- [DATA PROVIDED]:
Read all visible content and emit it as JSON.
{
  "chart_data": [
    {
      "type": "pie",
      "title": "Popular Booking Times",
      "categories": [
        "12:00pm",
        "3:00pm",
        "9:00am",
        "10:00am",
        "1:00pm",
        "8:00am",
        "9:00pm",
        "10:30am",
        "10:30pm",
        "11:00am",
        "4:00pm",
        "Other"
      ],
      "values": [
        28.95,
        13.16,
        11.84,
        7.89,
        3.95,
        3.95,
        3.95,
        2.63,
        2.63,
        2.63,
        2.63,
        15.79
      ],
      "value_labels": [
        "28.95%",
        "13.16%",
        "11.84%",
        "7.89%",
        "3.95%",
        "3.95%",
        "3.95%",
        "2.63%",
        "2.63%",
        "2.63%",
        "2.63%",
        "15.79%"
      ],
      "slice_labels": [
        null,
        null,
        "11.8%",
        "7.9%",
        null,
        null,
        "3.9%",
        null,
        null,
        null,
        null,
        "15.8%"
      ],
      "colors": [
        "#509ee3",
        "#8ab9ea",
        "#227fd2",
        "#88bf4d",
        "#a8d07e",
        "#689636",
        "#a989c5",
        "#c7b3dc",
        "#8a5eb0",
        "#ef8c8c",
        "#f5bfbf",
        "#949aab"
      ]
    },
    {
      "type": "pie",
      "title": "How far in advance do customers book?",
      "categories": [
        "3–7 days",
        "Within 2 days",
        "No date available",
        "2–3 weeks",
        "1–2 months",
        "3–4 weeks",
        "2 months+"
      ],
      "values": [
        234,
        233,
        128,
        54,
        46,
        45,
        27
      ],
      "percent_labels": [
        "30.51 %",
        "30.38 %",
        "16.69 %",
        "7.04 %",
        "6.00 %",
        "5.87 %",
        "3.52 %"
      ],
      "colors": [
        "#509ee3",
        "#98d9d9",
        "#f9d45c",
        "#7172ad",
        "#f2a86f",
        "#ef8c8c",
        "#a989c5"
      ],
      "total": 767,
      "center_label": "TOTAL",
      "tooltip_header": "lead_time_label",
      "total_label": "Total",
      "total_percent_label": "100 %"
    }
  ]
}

- [REQUEST]:
Your task is to quote the listing above word for word.

- [FINISHED ANSWER]:
Read all visible content and emit it as JSON.
{
  "chart_data": [
    {
      "type": "pie",
      "title": "Popular Booking Times",
      "categories": [
        "12:00pm",
        "3:00pm",
        "9:00am",
        "10:00am",
        "1:00pm",
        "8:00am",
        "9:00pm",
        "10:30am",
        "10:30pm",
        "11:00am",
        "4:00pm",
        "Other"
      ],
      "values": [
        28.95,
        13.16,
        11.84,
        7.89,
        3.95,
        3.95,
        3.95,
        2.63,
        2.63,
        2.63,
        2.63,
        15.79
      ],
      "value_labels": [
        "28.95%",
        "13.16%",
        "11.84%",
        "7.89%",
        "3.95%",
        "3.95%",
        "3.95%",
        "2.63%",
        "2.63%",
        "2.63%",
        "2.63%",
        "15.79%"
      ],
      "slice_labels": [
        null,
        null,
        "11.8%",
        "7.9%",
        null,
        null,
        "3.9%",
        null,
        null,
        null,
        null,
        "15.8%"
      ],
      "colors": [
        "#509ee3",
        "#8ab9ea",
        "#227fd2",
        "#88bf4d",
        "#a8d07e",
        "#689636",
        "#a989c5",
        "#c7b3dc",
        "#8a5eb0",
        "#ef8c8c",
        "#f5bfbf",
        "#949aab"
      ]
    },
    {
      "type": "pie",
      "title": "How far in advance do customers book?",
      "categories": [
        "3–7 days",
        "Within 2 days",
        "No date available",
        "2–3 weeks",
        "1–2 months",
        "3–4 weeks",
        "2 months+"
      ],
      "values": [
        234,
        233,
        128,
        54,
        46,
        45,
        27
      ],
      "percent_labels": [
        "30.51 %",
        "30.38 %",
        "16.69 %",
        "7.04 %",
        "6.00 %",
        "5.87 %",
        "3.52 %"
      ],
      "colors": [
        "#509ee3",
        "#98d9d9",
        "#f9d45c",
        "#7172ad",
        "#f2a86f",
        "#ef8c8c",
        "#a989c5"
      ],
      "total": 767,
      "center_label": "TOTAL",
      "tooltip_header": "lead_time_label",
      "total_label": "Total",
      "total_percent_label": "100 %"
    }
  ]
}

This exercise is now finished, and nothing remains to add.